• **TASK TO COMPLETE**
Return the lines below that carry the word "funny".

• **SUPPLIED MATERIAL**
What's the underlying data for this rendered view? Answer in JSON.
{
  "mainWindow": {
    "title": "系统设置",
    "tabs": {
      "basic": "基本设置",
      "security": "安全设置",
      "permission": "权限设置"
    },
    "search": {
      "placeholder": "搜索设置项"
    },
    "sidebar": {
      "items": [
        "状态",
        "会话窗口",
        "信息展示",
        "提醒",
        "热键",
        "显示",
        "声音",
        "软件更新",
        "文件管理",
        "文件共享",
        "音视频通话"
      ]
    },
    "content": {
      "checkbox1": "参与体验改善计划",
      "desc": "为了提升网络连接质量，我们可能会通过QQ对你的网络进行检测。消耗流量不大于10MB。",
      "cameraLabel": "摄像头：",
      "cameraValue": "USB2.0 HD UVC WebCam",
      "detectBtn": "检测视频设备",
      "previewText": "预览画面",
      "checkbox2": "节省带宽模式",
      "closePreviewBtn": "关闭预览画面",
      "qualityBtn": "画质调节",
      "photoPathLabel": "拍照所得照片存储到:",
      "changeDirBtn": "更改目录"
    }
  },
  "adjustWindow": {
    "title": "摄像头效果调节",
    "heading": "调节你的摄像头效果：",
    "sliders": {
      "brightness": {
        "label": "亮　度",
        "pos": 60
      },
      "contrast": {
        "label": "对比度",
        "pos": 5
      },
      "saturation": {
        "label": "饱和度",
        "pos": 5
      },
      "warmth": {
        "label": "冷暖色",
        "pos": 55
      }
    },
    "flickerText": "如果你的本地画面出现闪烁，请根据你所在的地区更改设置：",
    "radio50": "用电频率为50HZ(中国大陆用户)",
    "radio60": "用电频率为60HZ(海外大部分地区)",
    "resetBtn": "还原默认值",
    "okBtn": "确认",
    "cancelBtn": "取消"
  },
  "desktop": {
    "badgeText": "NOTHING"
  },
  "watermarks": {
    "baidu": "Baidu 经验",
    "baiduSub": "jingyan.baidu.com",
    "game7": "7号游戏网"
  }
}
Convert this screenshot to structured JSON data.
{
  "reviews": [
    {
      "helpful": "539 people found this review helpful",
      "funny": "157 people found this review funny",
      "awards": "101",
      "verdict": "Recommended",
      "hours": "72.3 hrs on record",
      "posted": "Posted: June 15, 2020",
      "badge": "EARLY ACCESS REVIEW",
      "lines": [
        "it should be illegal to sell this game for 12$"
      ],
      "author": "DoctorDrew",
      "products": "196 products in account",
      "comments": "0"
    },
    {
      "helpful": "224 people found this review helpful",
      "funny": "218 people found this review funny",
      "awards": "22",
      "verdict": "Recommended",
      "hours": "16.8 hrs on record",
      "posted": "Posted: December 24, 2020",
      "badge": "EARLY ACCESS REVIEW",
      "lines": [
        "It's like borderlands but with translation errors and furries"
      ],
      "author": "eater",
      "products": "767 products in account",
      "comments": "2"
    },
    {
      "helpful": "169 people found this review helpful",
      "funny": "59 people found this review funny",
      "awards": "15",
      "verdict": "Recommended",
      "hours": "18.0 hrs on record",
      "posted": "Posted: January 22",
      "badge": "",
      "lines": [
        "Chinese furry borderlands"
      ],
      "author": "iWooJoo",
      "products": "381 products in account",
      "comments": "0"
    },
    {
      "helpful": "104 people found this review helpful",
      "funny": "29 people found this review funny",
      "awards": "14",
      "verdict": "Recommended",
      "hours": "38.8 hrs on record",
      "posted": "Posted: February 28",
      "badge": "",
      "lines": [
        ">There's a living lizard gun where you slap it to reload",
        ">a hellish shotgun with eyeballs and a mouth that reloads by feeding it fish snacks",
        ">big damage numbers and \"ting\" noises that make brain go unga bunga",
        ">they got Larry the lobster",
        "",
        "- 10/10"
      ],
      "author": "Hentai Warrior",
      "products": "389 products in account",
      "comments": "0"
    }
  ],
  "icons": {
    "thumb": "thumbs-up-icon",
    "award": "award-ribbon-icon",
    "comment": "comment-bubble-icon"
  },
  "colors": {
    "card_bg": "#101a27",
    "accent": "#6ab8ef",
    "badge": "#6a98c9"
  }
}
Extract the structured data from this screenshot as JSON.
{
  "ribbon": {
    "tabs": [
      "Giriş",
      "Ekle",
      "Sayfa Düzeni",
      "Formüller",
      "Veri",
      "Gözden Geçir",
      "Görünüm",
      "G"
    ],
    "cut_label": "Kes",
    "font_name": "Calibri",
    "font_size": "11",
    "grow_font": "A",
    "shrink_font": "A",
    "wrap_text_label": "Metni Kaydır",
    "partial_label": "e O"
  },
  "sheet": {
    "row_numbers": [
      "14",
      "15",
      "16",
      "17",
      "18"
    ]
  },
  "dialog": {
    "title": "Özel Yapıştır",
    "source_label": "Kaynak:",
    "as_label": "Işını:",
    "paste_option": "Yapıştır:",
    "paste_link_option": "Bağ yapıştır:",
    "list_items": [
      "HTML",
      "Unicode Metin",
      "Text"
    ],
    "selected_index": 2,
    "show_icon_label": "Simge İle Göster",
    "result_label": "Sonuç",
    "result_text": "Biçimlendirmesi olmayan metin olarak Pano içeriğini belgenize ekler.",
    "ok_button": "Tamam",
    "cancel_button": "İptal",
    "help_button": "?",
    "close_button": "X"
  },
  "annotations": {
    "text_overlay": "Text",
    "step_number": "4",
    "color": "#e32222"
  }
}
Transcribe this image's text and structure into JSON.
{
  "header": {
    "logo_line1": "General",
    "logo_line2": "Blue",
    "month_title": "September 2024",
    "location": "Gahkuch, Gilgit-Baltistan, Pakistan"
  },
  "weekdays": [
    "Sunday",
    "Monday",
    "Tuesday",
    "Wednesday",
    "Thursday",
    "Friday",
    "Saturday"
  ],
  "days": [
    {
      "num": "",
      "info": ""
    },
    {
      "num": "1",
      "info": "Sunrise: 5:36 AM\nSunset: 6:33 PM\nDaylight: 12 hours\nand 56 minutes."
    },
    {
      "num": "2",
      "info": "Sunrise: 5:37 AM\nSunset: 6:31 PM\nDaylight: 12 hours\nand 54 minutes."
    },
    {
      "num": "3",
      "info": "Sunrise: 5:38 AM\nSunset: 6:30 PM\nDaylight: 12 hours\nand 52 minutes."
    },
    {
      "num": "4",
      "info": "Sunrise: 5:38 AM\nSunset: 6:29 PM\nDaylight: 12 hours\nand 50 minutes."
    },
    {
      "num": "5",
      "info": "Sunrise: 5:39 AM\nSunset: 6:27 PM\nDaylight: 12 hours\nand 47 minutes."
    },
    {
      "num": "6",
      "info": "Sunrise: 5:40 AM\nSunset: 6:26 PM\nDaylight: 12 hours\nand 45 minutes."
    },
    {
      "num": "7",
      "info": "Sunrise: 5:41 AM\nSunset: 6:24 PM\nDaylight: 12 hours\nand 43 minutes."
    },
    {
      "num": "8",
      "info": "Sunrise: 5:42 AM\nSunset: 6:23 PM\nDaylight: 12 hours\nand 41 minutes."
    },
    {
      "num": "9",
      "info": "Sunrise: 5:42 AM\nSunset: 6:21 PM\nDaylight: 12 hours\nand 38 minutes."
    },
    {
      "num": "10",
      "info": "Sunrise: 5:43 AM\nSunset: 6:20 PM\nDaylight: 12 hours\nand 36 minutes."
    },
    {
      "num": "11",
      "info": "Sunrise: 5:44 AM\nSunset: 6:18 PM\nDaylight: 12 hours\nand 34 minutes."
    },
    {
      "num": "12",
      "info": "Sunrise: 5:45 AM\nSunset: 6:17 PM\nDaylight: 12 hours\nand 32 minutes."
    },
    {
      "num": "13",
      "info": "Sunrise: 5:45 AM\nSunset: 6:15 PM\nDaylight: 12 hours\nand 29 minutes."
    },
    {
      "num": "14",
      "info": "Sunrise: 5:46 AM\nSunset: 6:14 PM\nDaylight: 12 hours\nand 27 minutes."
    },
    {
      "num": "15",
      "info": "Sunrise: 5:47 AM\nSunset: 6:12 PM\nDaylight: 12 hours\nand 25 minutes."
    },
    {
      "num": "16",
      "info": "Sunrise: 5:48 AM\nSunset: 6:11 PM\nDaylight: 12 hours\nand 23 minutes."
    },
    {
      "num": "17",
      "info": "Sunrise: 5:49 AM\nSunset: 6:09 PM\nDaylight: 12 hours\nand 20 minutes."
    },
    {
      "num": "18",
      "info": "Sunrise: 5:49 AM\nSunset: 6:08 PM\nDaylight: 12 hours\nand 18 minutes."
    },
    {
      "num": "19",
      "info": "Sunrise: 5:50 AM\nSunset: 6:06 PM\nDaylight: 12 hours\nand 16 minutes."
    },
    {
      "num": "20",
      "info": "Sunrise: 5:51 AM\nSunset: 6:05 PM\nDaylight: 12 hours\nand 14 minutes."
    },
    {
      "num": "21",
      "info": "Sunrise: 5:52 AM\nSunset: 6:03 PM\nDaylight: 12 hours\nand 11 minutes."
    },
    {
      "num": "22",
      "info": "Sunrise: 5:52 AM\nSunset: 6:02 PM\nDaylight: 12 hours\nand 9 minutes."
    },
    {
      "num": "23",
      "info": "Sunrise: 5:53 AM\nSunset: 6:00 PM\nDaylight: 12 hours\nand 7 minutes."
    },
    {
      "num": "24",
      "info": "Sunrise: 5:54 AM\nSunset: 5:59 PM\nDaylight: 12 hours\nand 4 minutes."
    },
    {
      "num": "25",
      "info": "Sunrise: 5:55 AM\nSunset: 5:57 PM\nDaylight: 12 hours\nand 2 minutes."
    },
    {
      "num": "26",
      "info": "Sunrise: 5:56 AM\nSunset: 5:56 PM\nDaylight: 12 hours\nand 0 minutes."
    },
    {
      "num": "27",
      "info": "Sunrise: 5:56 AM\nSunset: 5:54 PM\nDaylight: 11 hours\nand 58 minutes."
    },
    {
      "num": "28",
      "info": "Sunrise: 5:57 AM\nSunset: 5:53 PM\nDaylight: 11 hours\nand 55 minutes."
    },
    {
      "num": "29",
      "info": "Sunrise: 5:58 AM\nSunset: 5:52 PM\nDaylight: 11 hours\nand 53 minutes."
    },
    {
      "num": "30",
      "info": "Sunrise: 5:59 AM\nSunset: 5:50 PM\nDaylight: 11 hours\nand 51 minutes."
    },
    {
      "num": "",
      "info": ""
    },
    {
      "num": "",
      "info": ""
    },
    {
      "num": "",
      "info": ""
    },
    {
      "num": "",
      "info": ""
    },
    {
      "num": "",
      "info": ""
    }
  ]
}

• **OUTPUT FOR THIS TASK**
      "funny": "157 people found this review funny",
      "funny": "218 people found this review funny",
      "funny": "59 people found this review funny",
      "funny": "29 people found this review funny",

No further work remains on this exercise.